**Rows:**
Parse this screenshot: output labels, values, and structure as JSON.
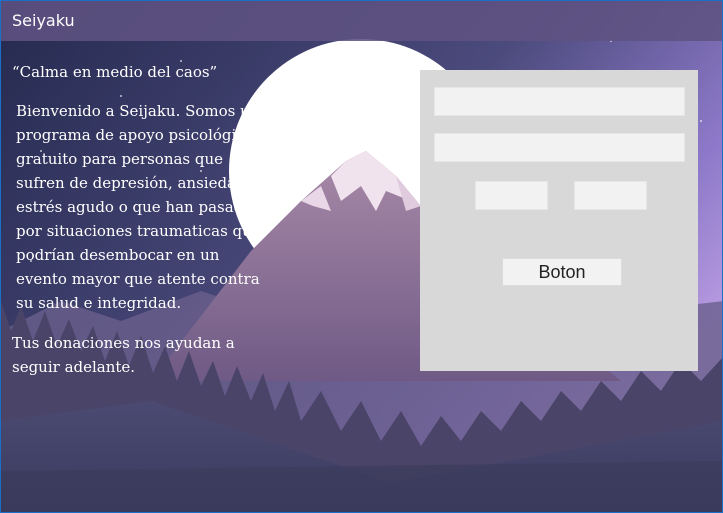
{
  "window": {
    "title": "Seiyaku"
  },
  "main": {
    "quote": "“Calma en medio del caos”",
    "intro": "Bienvenido a Seijaku. Somos un programa de apoyo psicológico gratuito para personas que sufren de depresión, ansiedad, estrés agudo o que han pasado por situaciones traumaticas que podrían desembocar en un evento mayor que atente contra su salud e integridad.",
    "donation": "Tus donaciones nos ayudan a seguir adelante."
  },
  "form": {
    "field1": {
      "value": "",
      "placeholder": ""
    },
    "field2": {
      "value": "",
      "placeholder": ""
    },
    "field3": {
      "value": "",
      "placeholder": ""
    },
    "field4": {
      "value": "",
      "placeholder": ""
    },
    "button_label": "Boton"
  },
  "theme": {
    "sky_top": "#2a2f55",
    "sky_glow": "#9b86d6",
    "mountain": "#8e6f98",
    "forest": "#4a4468",
    "panel": "#d8d8d8"
  }
}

**Problem description:**
Repeat each record exactly, with the pictures left out.

**Complete response:**
Parse this screenshot: output labels, values, and structure as JSON.
{
  "window": {
    "title": "Seiyaku"
  },
  "main": {
    "quote": "“Calma en medio del caos”",
    "intro": "Bienvenido a Seijaku. Somos un programa de apoyo psicológico gratuito para personas que sufren de depresión, ansiedad, estrés agudo o que han pasado por situaciones traumaticas que podrían desembocar en un evento mayor que atente contra su salud e integridad.",
    "donation": "Tus donaciones nos ayudan a seguir adelante."
  },
  "form": {
    "field1": {
      "value": "",
      "placeholder": ""
    },
    "field2": {
      "value": "",
      "placeholder": ""
    },
    "field3": {
      "value": "",
      "placeholder": ""
    },
    "field4": {
      "value": "",
      "placeholder": ""
    },
    "button_label": "Boton"
  },
  "theme": {
    "sky_top": "#2a2f55",
    "sky_glow": "#9b86d6",
    "mountain": "#8e6f98",
    "forest": "#4a4468",
    "panel": "#d8d8d8"
  }
}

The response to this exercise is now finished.